Wherever the word "SDTVAR" turns up in a line of the entries, copy that line.

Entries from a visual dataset
◇ ◇ ◇
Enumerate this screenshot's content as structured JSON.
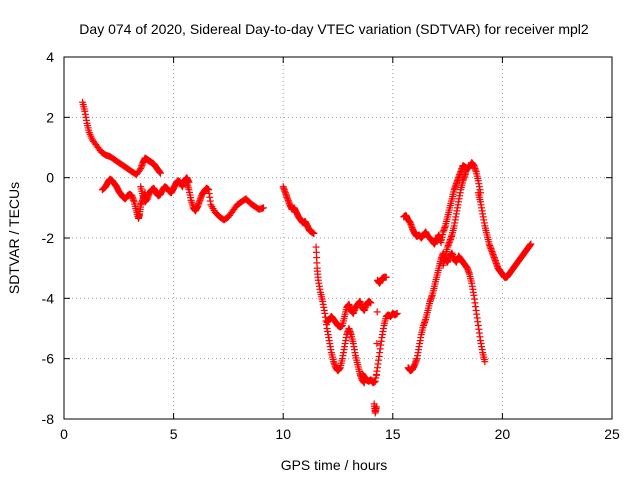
{
  "chart_data": {
    "type": "scatter",
    "title": "Day 074 of 2020, Sidereal Day-to-day VTEC variation (SDTVAR) for receiver mpl2",
    "xlabel": "GPS time / hours",
    "ylabel": "SDTVAR / TECUs",
    "xlim": [
      0,
      25
    ],
    "ylim": [
      -8,
      4
    ],
    "x_ticks": [
      0,
      5,
      10,
      15,
      20,
      25
    ],
    "y_ticks": [
      -8,
      -6,
      -4,
      -2,
      0,
      2,
      4
    ],
    "x_tick_labels": [
      "0",
      "5",
      "10",
      "15",
      "20",
      "25"
    ],
    "y_tick_labels": [
      "-8",
      "-6",
      "-4",
      "-2",
      "0",
      "2",
      "4"
    ],
    "grid": true,
    "marker": "+",
    "color": "#ff0000",
    "series": [
      {
        "x": [
          0.85,
          0.95,
          1.05,
          1.15,
          1.3,
          1.5,
          1.7,
          1.9,
          2.1,
          2.3,
          2.5,
          2.7,
          2.9,
          3.1,
          3.3,
          3.5,
          3.6,
          3.7,
          3.8,
          3.9,
          4.0,
          4.1,
          4.2,
          4.3,
          4.4
        ],
        "y": [
          2.5,
          2.2,
          1.8,
          1.5,
          1.25,
          1.05,
          0.85,
          0.75,
          0.7,
          0.6,
          0.5,
          0.4,
          0.3,
          0.2,
          0.1,
          0.3,
          0.5,
          0.65,
          0.6,
          0.55,
          0.5,
          0.45,
          0.35,
          0.25,
          0.15
        ]
      },
      {
        "x": [
          1.75,
          1.9,
          2.0,
          2.1,
          2.2,
          2.3,
          2.4,
          2.5,
          2.6,
          2.7,
          2.8,
          2.9,
          3.0,
          3.1,
          3.2,
          3.3,
          3.4,
          3.45,
          3.5,
          3.6,
          3.7
        ],
        "y": [
          -0.4,
          -0.3,
          -0.15,
          -0.05,
          -0.1,
          -0.2,
          -0.3,
          -0.45,
          -0.55,
          -0.65,
          -0.7,
          -0.6,
          -0.55,
          -0.6,
          -0.8,
          -1.1,
          -1.35,
          -1.2,
          -0.9,
          -0.7,
          -0.5
        ]
      },
      {
        "x": [
          3.5,
          3.6,
          3.7,
          3.8,
          3.9,
          4.0,
          4.1,
          4.2,
          4.3,
          4.4,
          4.5,
          4.6,
          4.7,
          4.8,
          4.9,
          5.0,
          5.1,
          5.2,
          5.3,
          5.4,
          5.5,
          5.6,
          5.7
        ],
        "y": [
          -0.3,
          -0.6,
          -0.8,
          -0.7,
          -0.5,
          -0.4,
          -0.35,
          -0.5,
          -0.6,
          -0.55,
          -0.4,
          -0.3,
          -0.35,
          -0.45,
          -0.5,
          -0.35,
          -0.2,
          -0.1,
          -0.15,
          -0.3,
          -0.1,
          0.0,
          -0.15
        ]
      },
      {
        "x": [
          5.6,
          5.7,
          5.8,
          5.9,
          6.0,
          6.1,
          6.2,
          6.3,
          6.4,
          6.5,
          6.6,
          6.7,
          6.9,
          7.1,
          7.3,
          7.5,
          7.7,
          7.9,
          8.1,
          8.3,
          8.5,
          8.7,
          8.9,
          9.1
        ],
        "y": [
          -0.15,
          -0.4,
          -0.75,
          -1.0,
          -1.1,
          -0.95,
          -0.75,
          -0.55,
          -0.45,
          -0.35,
          -0.4,
          -0.9,
          -1.15,
          -1.3,
          -1.4,
          -1.3,
          -1.1,
          -0.9,
          -0.8,
          -0.7,
          -0.85,
          -0.95,
          -1.05,
          -1.0
        ]
      },
      {
        "x": [
          10.0,
          10.1,
          10.2,
          10.3,
          10.4,
          10.5,
          10.6,
          10.7,
          10.8,
          10.9,
          11.0,
          11.1,
          11.2,
          11.3,
          11.4
        ],
        "y": [
          -0.3,
          -0.5,
          -0.7,
          -0.9,
          -1.05,
          -1.0,
          -1.15,
          -1.3,
          -1.4,
          -1.5,
          -1.45,
          -1.6,
          -1.75,
          -1.8,
          -1.85
        ]
      },
      {
        "x": [
          11.5,
          11.55,
          11.6,
          11.7,
          11.8,
          11.9,
          12.0,
          12.1,
          12.2,
          12.3,
          12.4,
          12.5,
          12.6,
          12.7,
          12.8,
          12.9,
          13.0,
          13.1,
          13.2,
          13.3,
          13.4,
          13.5,
          13.6,
          13.7
        ],
        "y": [
          -2.3,
          -3.0,
          -3.4,
          -3.8,
          -4.1,
          -4.5,
          -5.0,
          -5.4,
          -5.8,
          -6.1,
          -6.3,
          -6.4,
          -6.3,
          -6.0,
          -5.6,
          -5.2,
          -5.0,
          -5.2,
          -5.5,
          -5.9,
          -6.2,
          -6.5,
          -6.7,
          -6.8
        ]
      },
      {
        "x": [
          12.0,
          12.1,
          12.2,
          12.3,
          12.4,
          12.5,
          12.6,
          12.7,
          12.8,
          12.9,
          13.0,
          13.1,
          13.2,
          13.3,
          13.4,
          13.5,
          13.6,
          13.7,
          13.8,
          13.9,
          14.0
        ],
        "y": [
          -4.8,
          -4.7,
          -4.6,
          -4.7,
          -4.8,
          -4.9,
          -4.95,
          -4.9,
          -4.6,
          -4.3,
          -4.2,
          -4.4,
          -4.5,
          -4.3,
          -4.2,
          -4.1,
          -4.3,
          -4.4,
          -4.2,
          -4.1,
          -4.15
        ]
      },
      {
        "x": [
          13.6,
          13.7,
          13.8,
          13.9,
          14.0,
          14.1,
          14.2,
          14.3,
          14.4,
          14.5,
          14.6,
          14.7,
          14.8,
          14.9,
          15.0,
          15.1,
          15.2
        ],
        "y": [
          -6.5,
          -6.6,
          -6.7,
          -6.75,
          -6.7,
          -6.8,
          -6.75,
          -6.3,
          -5.8,
          -5.3,
          -4.9,
          -4.6,
          -4.55,
          -4.6,
          -4.5,
          -4.55,
          -4.5
        ]
      },
      {
        "x": [
          14.15,
          14.2,
          14.25,
          14.3,
          14.4,
          14.5,
          14.6,
          14.7
        ],
        "y": [
          -7.5,
          -7.8,
          -7.6,
          -3.4,
          -3.5,
          -3.35,
          -3.3,
          -3.3
        ]
      },
      {
        "x": [
          15.5,
          15.6,
          15.7,
          15.8,
          15.9,
          16.0,
          16.1,
          16.2,
          16.3,
          16.4,
          16.5,
          16.6,
          16.7,
          16.8,
          16.9,
          17.0,
          17.1,
          17.2,
          17.3,
          17.4,
          17.5,
          17.6,
          17.7,
          17.8,
          17.9,
          18.0,
          18.1,
          18.2,
          18.3,
          18.4,
          18.5,
          18.6,
          18.7,
          18.8,
          18.9,
          19.0
        ],
        "y": [
          -1.3,
          -1.25,
          -1.4,
          -1.5,
          -1.7,
          -1.85,
          -1.95,
          -1.9,
          -2.0,
          -1.9,
          -1.8,
          -1.95,
          -2.0,
          -2.1,
          -2.2,
          -2.05,
          -1.9,
          -2.15,
          -1.8,
          -1.6,
          -1.3,
          -1.0,
          -0.7,
          -0.4,
          -0.2,
          0.0,
          0.2,
          0.4,
          0.35,
          0.3,
          0.35,
          0.5,
          0.4,
          0.2,
          -0.1,
          -0.5
        ]
      },
      {
        "x": [
          15.7,
          15.8,
          15.9,
          16.0,
          16.1,
          16.2,
          16.3,
          16.4,
          16.5,
          16.6,
          16.7,
          16.8,
          16.9,
          17.0,
          17.1,
          17.2,
          17.3,
          17.4,
          17.5,
          17.6,
          17.7,
          17.8,
          17.9,
          18.0,
          18.1,
          18.2,
          18.3,
          18.4,
          18.5,
          18.6,
          18.7,
          18.8,
          18.9,
          19.0,
          19.1,
          19.2
        ],
        "y": [
          -6.3,
          -6.4,
          -6.35,
          -6.2,
          -6.0,
          -5.6,
          -5.2,
          -4.9,
          -4.7,
          -4.4,
          -4.1,
          -3.9,
          -3.6,
          -3.3,
          -3.0,
          -2.7,
          -2.5,
          -2.7,
          -2.8,
          -2.6,
          -2.5,
          -2.7,
          -2.8,
          -2.6,
          -2.7,
          -2.8,
          -2.9,
          -3.0,
          -3.2,
          -3.5,
          -3.9,
          -4.4,
          -4.9,
          -5.4,
          -5.8,
          -6.1
        ]
      },
      {
        "x": [
          17.3,
          17.4,
          17.5,
          17.6,
          17.7,
          17.8,
          17.9,
          18.0,
          18.1,
          18.2,
          18.3,
          18.35
        ],
        "y": [
          -2.9,
          -2.6,
          -2.3,
          -2.1,
          -1.9,
          -1.6,
          -1.2,
          -0.8,
          -0.4,
          -0.1,
          0.1,
          0.3
        ]
      },
      {
        "x": [
          18.9,
          19.0,
          19.1,
          19.2,
          19.3,
          19.4,
          19.5,
          19.6,
          19.7,
          19.8,
          19.9,
          20.0,
          20.1,
          20.2,
          20.3,
          20.4,
          20.5,
          20.6,
          20.7,
          20.8,
          20.9,
          21.0,
          21.1,
          21.2,
          21.3
        ],
        "y": [
          -0.5,
          -0.8,
          -1.2,
          -1.6,
          -1.9,
          -2.2,
          -2.4,
          -2.6,
          -2.8,
          -3.0,
          -3.1,
          -3.2,
          -3.3,
          -3.3,
          -3.2,
          -3.1,
          -3.0,
          -2.9,
          -2.8,
          -2.7,
          -2.6,
          -2.5,
          -2.4,
          -2.3,
          -2.2
        ]
      }
    ]
  }
}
◇ ◇ ◇
**Written answer:**
    "title": "Day 074 of 2020, Sidereal Day-to-day VTEC variation (SDTVAR) for receiver mpl2",
    "ylabel": "SDTVAR / TECUs",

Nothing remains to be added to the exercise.